# [TO BE DONE]
Set down each record below precisely, skipping the pictures.

# [DATA TO USE]
--- Start ---

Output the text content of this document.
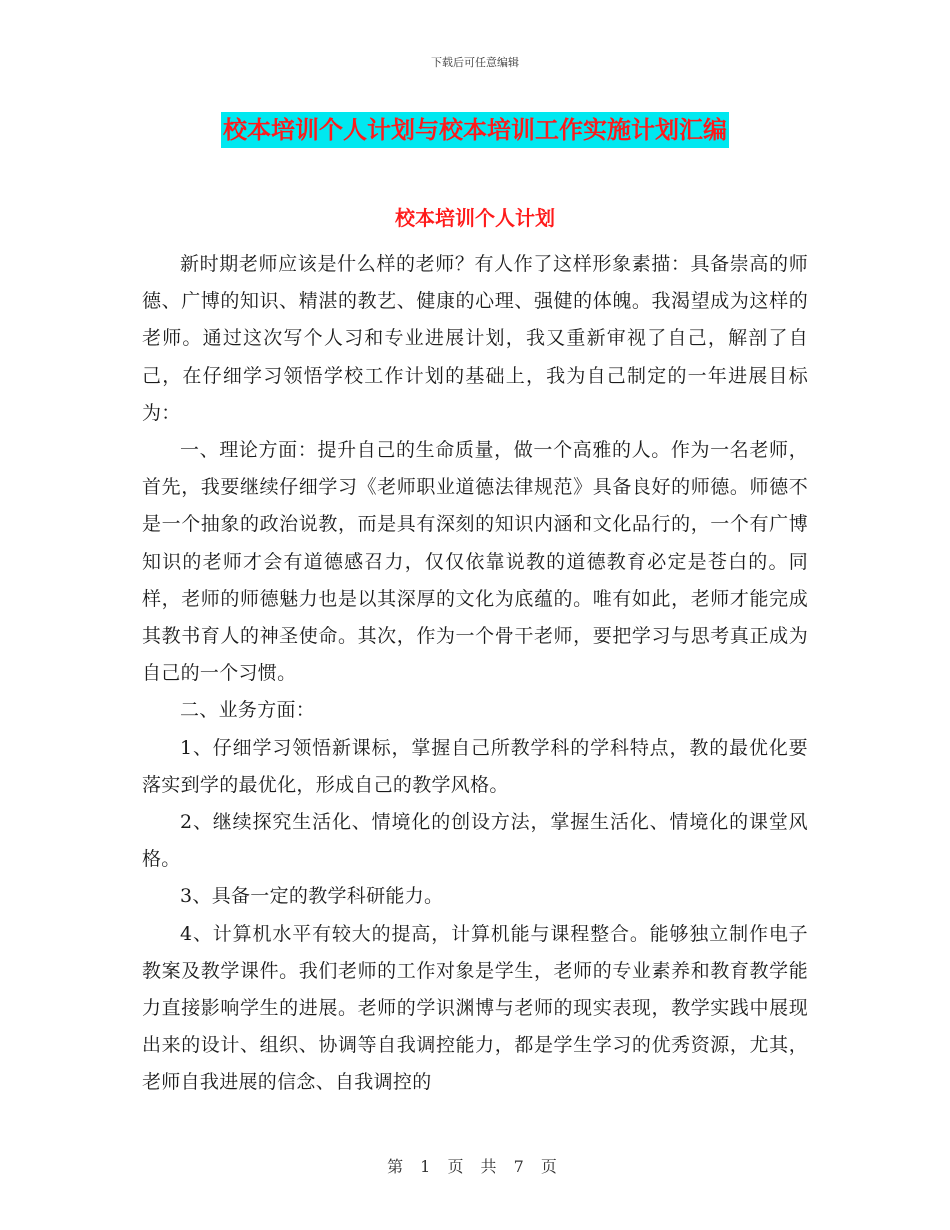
下载后可任意编辑
校本培训个人计划与校本培训工作实施计划汇编
校本培训个人计划

新时期老师应该是什么样的老师？有人作了这样形象素描：具备崇高的师德、广博的知识、精湛的教艺、健康的心理、强健的体魄。我渴望成为这样的老师。通过这次写个人习和专业进展计划，我又重新审视了自己，解剖了自己，在仔细学习领悟学校工作计划的基础上，我为自己制定的一年进展目标为：

一、理论方面：提升自己的生命质量，做一个高雅的人。作为一名老师，首先，我要继续仔细学习《老师职业道德法律规范》具备良好的师德。师德不是一个抽象的政治说教，而是具有深刻的知识内涵和文化品行的，一个有广博知识的老师才会有道德感召力，仅仅依靠说教的道德教育必定是苍白的。同样，老师的师德魅力也是以其深厚的文化为底蕴的。唯有如此，老师才能完成其教书育人的神圣使命。其次，作为一个骨干老师，要把学习与思考真正成为自己的一个习惯。

二、业务方面：

1、仔细学习领悟新课标，掌握自己所教学科的学科特点，教的最优化要落实到学的最优化，形成自己的教学风格。

2、继续探究生活化、情境化的创设方法，掌握生活化、情境化的课堂风格。

3、具备一定的教学科研能力。

4、计算机水平有较大的提高，计算机能与课程整合。能够独立制作电子教案及教学课件。我们老师的工作对象是学生，老师的专业素养和教育教学能力直接影响学生的进展。老师的学识渊博与老师的现实表现，教学实践中展现出来的设计、组织、协调等自我调控能力，都是学生学习的优秀资源，尤其，老师自我进展的信念、自我调控的

第 1 页 共 7 页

--- End ---

# [FULL OUTPUT]
Output the text content of this document.
下载后可任意编辑
校本培训个人计划与校本培训工作实施计划汇编
校本培训个人计划

新时期老师应该是什么样的老师？有人作了这样形象素描：具备崇高的师德、广博的知识、精湛的教艺、健康的心理、强健的体魄。我渴望成为这样的老师。通过这次写个人习和专业进展计划，我又重新审视了自己，解剖了自己，在仔细学习领悟学校工作计划的基础上，我为自己制定的一年进展目标为：

一、理论方面：提升自己的生命质量，做一个高雅的人。作为一名老师，首先，我要继续仔细学习《老师职业道德法律规范》具备良好的师德。师德不是一个抽象的政治说教，而是具有深刻的知识内涵和文化品行的，一个有广博知识的老师才会有道德感召力，仅仅依靠说教的道德教育必定是苍白的。同样，老师的师德魅力也是以其深厚的文化为底蕴的。唯有如此，老师才能完成其教书育人的神圣使命。其次，作为一个骨干老师，要把学习与思考真正成为自己的一个习惯。

二、业务方面：

1、仔细学习领悟新课标，掌握自己所教学科的学科特点，教的最优化要落实到学的最优化，形成自己的教学风格。

2、继续探究生活化、情境化的创设方法，掌握生活化、情境化的课堂风格。

3、具备一定的教学科研能力。

4、计算机水平有较大的提高，计算机能与课程整合。能够独立制作电子教案及教学课件。我们老师的工作对象是学生，老师的专业素养和教育教学能力直接影响学生的进展。老师的学识渊博与老师的现实表现，教学实践中展现出来的设计、组织、协调等自我调控能力，都是学生学习的优秀资源，尤其，老师自我进展的信念、自我调控的

第 1 页 共 7 页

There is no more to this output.